(Collected data)
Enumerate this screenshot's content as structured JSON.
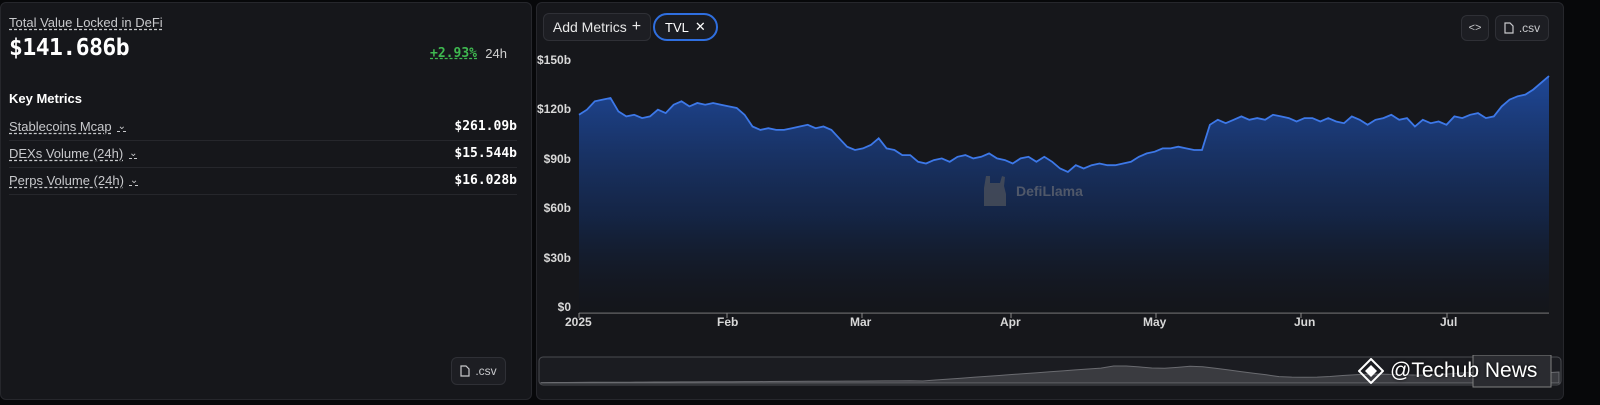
{
  "summary": {
    "tvl_label": "Total Value Locked in DeFi",
    "tvl_value": "$141.686b",
    "change": "+2.93%",
    "change_period": "24h",
    "change_color": "#3fb950"
  },
  "key_metrics": {
    "title": "Key Metrics",
    "items": [
      {
        "label": "Stablecoins Mcap",
        "value": "$261.09b"
      },
      {
        "label": "DEXs Volume (24h)",
        "value": "$15.544b"
      },
      {
        "label": "Perps Volume (24h)",
        "value": "$16.028b"
      }
    ],
    "csv_label": ".csv"
  },
  "toolbar": {
    "add_metrics_label": "Add Metrics",
    "chip_label": "TVL",
    "embed_icon": "code-icon",
    "csv_label": ".csv"
  },
  "watermark": "DefiLlama",
  "brand": "@Techub News",
  "colors": {
    "line": "#3d78e8",
    "fill_top": "#1f4a9e",
    "panel": "#16171b"
  },
  "chart_data": {
    "type": "area",
    "ylim": [
      0,
      150
    ],
    "yticks": [
      "$150b",
      "$120b",
      "$90b",
      "$60b",
      "$30b",
      "$0"
    ],
    "xticks": [
      "2025",
      "Feb",
      "Mar",
      "Apr",
      "May",
      "Jun",
      "Jul"
    ],
    "series": [
      {
        "values": [
          118,
          121,
          126,
          127,
          128,
          120,
          117,
          118,
          116,
          117,
          121,
          119,
          124,
          126,
          123,
          125,
          124,
          125,
          124,
          123,
          122,
          118,
          111,
          109,
          110,
          109,
          109,
          110,
          111,
          112,
          110,
          111,
          109,
          104,
          99,
          97,
          98,
          100,
          104,
          98,
          97,
          94,
          94,
          90,
          89,
          91,
          92,
          90,
          93,
          94,
          92,
          93,
          95,
          92,
          91,
          89,
          92,
          93,
          90,
          93,
          90,
          86,
          84,
          88,
          86,
          88,
          89,
          88,
          88,
          89,
          90,
          93,
          95,
          96,
          98,
          98,
          99,
          98,
          97,
          97,
          112,
          115,
          113,
          115,
          117,
          115,
          116,
          115,
          118,
          117,
          116,
          114,
          116,
          116,
          114,
          116,
          114,
          113,
          117,
          115,
          112,
          115,
          116,
          118,
          115,
          116,
          111,
          115,
          113,
          114,
          112,
          117,
          116,
          118,
          119,
          116,
          117,
          123,
          127,
          129,
          130,
          133,
          137,
          141
        ]
      }
    ]
  }
}
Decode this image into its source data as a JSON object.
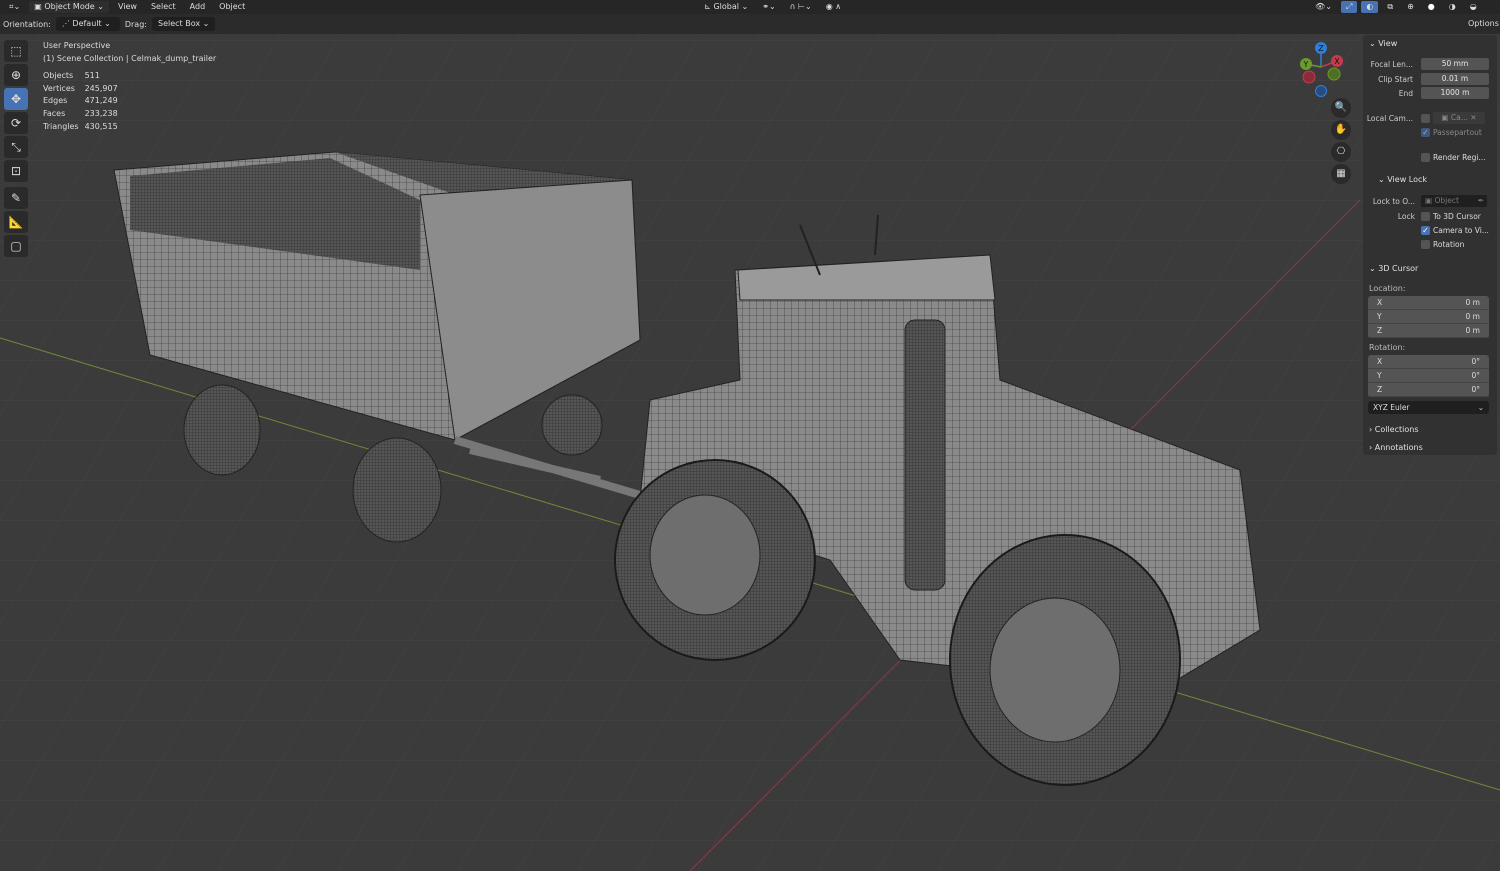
{
  "header": {
    "mode": "Object Mode",
    "menus": [
      "View",
      "Select",
      "Add",
      "Object"
    ],
    "transform": "Global"
  },
  "toolsettings": {
    "orientation_label": "Orientation:",
    "orientation": "Default",
    "drag_label": "Drag:",
    "drag": "Select Box",
    "options": "Options"
  },
  "overlay": {
    "view_name": "User Perspective",
    "collection": "(1) Scene Collection | Celmak_dump_trailer",
    "stats": [
      {
        "k": "Objects",
        "v": "511"
      },
      {
        "k": "Vertices",
        "v": "245,907"
      },
      {
        "k": "Edges",
        "v": "471,249"
      },
      {
        "k": "Faces",
        "v": "233,238"
      },
      {
        "k": "Triangles",
        "v": "430,515"
      }
    ]
  },
  "gizmo": {
    "x": "X",
    "y": "Y",
    "z": "Z",
    "colors": {
      "x": "#c33b4c",
      "y": "#6b9a2d",
      "z": "#2f7fd9"
    }
  },
  "npanel": {
    "view": {
      "title": "View",
      "focal_label": "Focal Len...",
      "focal": "50 mm",
      "clip_start_label": "Clip Start",
      "clip_start": "0.01 m",
      "end_label": "End",
      "end": "1000 m",
      "local_cam_label": "Local Cam...",
      "local_cam_value": "Ca...",
      "passepartout": "Passepartout",
      "render_region": "Render Regi..."
    },
    "view_lock": {
      "title": "View Lock",
      "lock_to_label": "Lock to O...",
      "lock_to_placeholder": "Object",
      "lock_label": "Lock",
      "to_cursor": "To 3D Cursor",
      "camera_to_view": "Camera to Vi...",
      "rotation": "Rotation"
    },
    "cursor": {
      "title": "3D Cursor",
      "location_label": "Location:",
      "loc": [
        {
          "a": "X",
          "v": "0 m"
        },
        {
          "a": "Y",
          "v": "0 m"
        },
        {
          "a": "Z",
          "v": "0 m"
        }
      ],
      "rotation_label": "Rotation:",
      "rot": [
        {
          "a": "X",
          "v": "0°"
        },
        {
          "a": "Y",
          "v": "0°"
        },
        {
          "a": "Z",
          "v": "0°"
        }
      ],
      "mode": "XYZ Euler"
    },
    "collections": "Collections",
    "annotations": "Annotations"
  },
  "accent": "#4772b3"
}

◆ Work instructions
Reproduce the listing above exactly, excluding all pictures.

◆ Exercise response
Enumerate this screenshot's content as structured JSON.
{
  "summary": {
    "tvl_label": "Total Value Locked in DeFi",
    "tvl_value": "$141.686b",
    "change": "+2.93%",
    "change_period": "24h",
    "change_color": "#3fb950"
  },
  "key_metrics": {
    "title": "Key Metrics",
    "items": [
      {
        "label": "Stablecoins Mcap",
        "value": "$261.09b"
      },
      {
        "label": "DEXs Volume (24h)",
        "value": "$15.544b"
      },
      {
        "label": "Perps Volume (24h)",
        "value": "$16.028b"
      }
    ],
    "csv_label": ".csv"
  },
  "toolbar": {
    "add_metrics_label": "Add Metrics",
    "chip_label": "TVL",
    "embed_icon": "code-icon",
    "csv_label": ".csv"
  },
  "watermark": "DefiLlama",
  "brand": "@Techub News",
  "colors": {
    "line": "#3d78e8",
    "fill_top": "#1f4a9e",
    "panel": "#16171b"
  },
  "chart_data": {
    "type": "area",
    "ylim": [
      0,
      150
    ],
    "yticks": [
      "$150b",
      "$120b",
      "$90b",
      "$60b",
      "$30b",
      "$0"
    ],
    "xticks": [
      "2025",
      "Feb",
      "Mar",
      "Apr",
      "May",
      "Jun",
      "Jul"
    ],
    "series": [
      {
        "values": [
          118,
          121,
          126,
          127,
          128,
          120,
          117,
          118,
          116,
          117,
          121,
          119,
          124,
          126,
          123,
          125,
          124,
          125,
          124,
          123,
          122,
          118,
          111,
          109,
          110,
          109,
          109,
          110,
          111,
          112,
          110,
          111,
          109,
          104,
          99,
          97,
          98,
          100,
          104,
          98,
          97,
          94,
          94,
          90,
          89,
          91,
          92,
          90,
          93,
          94,
          92,
          93,
          95,
          92,
          91,
          89,
          92,
          93,
          90,
          93,
          90,
          86,
          84,
          88,
          86,
          88,
          89,
          88,
          88,
          89,
          90,
          93,
          95,
          96,
          98,
          98,
          99,
          98,
          97,
          97,
          112,
          115,
          113,
          115,
          117,
          115,
          116,
          115,
          118,
          117,
          116,
          114,
          116,
          116,
          114,
          116,
          114,
          113,
          117,
          115,
          112,
          115,
          116,
          118,
          115,
          116,
          111,
          115,
          113,
          114,
          112,
          117,
          116,
          118,
          119,
          116,
          117,
          123,
          127,
          129,
          130,
          133,
          137,
          141
        ]
      }
    ]
  }
}
Decode this image into its source data as a JSON object.
{
  "header": {
    "mode": "Object Mode",
    "menus": [
      "View",
      "Select",
      "Add",
      "Object"
    ],
    "transform": "Global"
  },
  "toolsettings": {
    "orientation_label": "Orientation:",
    "orientation": "Default",
    "drag_label": "Drag:",
    "drag": "Select Box",
    "options": "Options"
  },
  "overlay": {
    "view_name": "User Perspective",
    "collection": "(1) Scene Collection | Celmak_dump_trailer",
    "stats": [
      {
        "k": "Objects",
        "v": "511"
      },
      {
        "k": "Vertices",
        "v": "245,907"
      },
      {
        "k": "Edges",
        "v": "471,249"
      },
      {
        "k": "Faces",
        "v": "233,238"
      },
      {
        "k": "Triangles",
        "v": "430,515"
      }
    ]
  },
  "gizmo": {
    "x": "X",
    "y": "Y",
    "z": "Z",
    "colors": {
      "x": "#c33b4c",
      "y": "#6b9a2d",
      "z": "#2f7fd9"
    }
  },
  "npanel": {
    "view": {
      "title": "View",
      "focal_label": "Focal Len...",
      "focal": "50 mm",
      "clip_start_label": "Clip Start",
      "clip_start": "0.01 m",
      "end_label": "End",
      "end": "1000 m",
      "local_cam_label": "Local Cam...",
      "local_cam_value": "Ca...",
      "passepartout": "Passepartout",
      "render_region": "Render Regi..."
    },
    "view_lock": {
      "title": "View Lock",
      "lock_to_label": "Lock to O...",
      "lock_to_placeholder": "Object",
      "lock_label": "Lock",
      "to_cursor": "To 3D Cursor",
      "camera_to_view": "Camera to Vi...",
      "rotation": "Rotation"
    },
    "cursor": {
      "title": "3D Cursor",
      "location_label": "Location:",
      "loc": [
        {
          "a": "X",
          "v": "0 m"
        },
        {
          "a": "Y",
          "v": "0 m"
        },
        {
          "a": "Z",
          "v": "0 m"
        }
      ],
      "rotation_label": "Rotation:",
      "rot": [
        {
          "a": "X",
          "v": "0°"
        },
        {
          "a": "Y",
          "v": "0°"
        },
        {
          "a": "Z",
          "v": "0°"
        }
      ],
      "mode": "XYZ Euler"
    },
    "collections": "Collections",
    "annotations": "Annotations"
  },
  "accent": "#4772b3"
}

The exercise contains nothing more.